** begin Items **

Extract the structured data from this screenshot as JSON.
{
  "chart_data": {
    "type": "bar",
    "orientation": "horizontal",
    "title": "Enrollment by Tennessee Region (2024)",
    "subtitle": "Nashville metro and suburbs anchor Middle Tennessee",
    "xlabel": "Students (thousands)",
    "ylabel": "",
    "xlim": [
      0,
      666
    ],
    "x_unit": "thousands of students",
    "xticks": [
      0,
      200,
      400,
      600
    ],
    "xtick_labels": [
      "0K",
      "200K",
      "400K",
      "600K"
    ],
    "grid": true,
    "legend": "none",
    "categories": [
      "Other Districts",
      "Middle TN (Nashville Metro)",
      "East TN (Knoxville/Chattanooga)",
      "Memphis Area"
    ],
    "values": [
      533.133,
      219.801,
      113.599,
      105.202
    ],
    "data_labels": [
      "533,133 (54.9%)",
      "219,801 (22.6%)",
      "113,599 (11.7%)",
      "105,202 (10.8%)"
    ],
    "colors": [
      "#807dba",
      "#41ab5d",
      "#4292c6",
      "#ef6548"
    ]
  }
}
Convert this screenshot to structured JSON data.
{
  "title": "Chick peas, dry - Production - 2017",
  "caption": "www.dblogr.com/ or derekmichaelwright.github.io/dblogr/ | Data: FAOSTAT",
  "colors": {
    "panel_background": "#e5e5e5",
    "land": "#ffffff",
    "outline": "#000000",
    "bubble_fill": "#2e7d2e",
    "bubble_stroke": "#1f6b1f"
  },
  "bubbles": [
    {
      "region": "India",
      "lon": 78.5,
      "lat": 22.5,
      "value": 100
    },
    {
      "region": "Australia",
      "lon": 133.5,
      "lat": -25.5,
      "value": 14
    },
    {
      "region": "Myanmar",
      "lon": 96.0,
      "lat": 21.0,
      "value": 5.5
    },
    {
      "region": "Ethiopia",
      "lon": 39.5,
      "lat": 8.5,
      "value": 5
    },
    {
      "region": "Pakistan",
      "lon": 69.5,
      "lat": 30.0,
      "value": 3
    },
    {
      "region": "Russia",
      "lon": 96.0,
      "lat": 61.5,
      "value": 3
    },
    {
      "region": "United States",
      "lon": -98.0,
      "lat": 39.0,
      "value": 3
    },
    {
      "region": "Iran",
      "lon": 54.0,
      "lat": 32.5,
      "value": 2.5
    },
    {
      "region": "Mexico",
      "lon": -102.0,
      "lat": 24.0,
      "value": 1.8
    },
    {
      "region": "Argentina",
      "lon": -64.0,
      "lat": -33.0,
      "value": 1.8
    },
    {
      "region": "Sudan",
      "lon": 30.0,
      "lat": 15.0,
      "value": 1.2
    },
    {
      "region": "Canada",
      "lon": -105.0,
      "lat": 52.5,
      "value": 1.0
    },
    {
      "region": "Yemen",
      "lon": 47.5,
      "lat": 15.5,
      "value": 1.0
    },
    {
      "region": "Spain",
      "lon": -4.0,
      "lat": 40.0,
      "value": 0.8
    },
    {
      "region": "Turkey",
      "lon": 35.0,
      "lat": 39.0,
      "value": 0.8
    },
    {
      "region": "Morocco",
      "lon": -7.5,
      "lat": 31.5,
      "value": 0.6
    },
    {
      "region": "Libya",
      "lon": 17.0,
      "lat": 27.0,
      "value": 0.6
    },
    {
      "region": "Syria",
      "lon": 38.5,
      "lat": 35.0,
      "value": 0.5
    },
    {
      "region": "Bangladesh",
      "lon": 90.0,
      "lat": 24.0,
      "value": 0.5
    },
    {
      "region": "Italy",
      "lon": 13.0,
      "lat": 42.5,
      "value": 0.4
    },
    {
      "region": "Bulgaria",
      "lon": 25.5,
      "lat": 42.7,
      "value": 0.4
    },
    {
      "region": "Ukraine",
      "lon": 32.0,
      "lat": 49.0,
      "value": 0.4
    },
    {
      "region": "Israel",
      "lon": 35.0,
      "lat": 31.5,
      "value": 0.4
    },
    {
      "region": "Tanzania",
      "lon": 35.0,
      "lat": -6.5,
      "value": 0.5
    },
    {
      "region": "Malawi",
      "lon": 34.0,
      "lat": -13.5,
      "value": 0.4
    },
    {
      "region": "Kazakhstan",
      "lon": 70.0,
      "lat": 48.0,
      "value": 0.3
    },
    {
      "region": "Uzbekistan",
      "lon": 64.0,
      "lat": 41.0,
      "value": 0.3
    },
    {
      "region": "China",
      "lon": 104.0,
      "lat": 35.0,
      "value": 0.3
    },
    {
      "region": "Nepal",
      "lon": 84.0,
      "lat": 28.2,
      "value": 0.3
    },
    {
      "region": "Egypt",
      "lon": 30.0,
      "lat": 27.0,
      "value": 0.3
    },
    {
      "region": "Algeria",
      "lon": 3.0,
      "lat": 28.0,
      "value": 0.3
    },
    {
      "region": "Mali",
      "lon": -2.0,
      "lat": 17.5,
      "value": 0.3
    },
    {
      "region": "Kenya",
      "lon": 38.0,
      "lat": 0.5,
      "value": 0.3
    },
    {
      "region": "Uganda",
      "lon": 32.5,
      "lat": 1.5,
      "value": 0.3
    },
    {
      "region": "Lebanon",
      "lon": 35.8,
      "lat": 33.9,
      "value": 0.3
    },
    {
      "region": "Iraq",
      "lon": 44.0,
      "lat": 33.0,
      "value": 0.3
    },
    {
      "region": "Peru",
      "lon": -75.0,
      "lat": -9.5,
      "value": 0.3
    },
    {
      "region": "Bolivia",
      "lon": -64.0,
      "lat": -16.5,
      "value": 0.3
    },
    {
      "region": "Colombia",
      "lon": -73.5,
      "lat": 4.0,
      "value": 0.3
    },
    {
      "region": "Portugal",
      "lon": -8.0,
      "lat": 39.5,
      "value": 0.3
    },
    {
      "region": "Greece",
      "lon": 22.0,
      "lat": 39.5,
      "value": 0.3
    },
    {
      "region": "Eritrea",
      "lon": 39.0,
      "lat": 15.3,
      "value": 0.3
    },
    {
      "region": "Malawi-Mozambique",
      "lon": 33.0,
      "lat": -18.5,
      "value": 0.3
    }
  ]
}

** end Items **

Exercise task = Search the entries for the word "Middle" and pick out every line that holds it.

Exercise response =
    "subtitle": "Nashville metro and suburbs anchor Middle Tennessee",
      "Middle TN (Nashville Metro)",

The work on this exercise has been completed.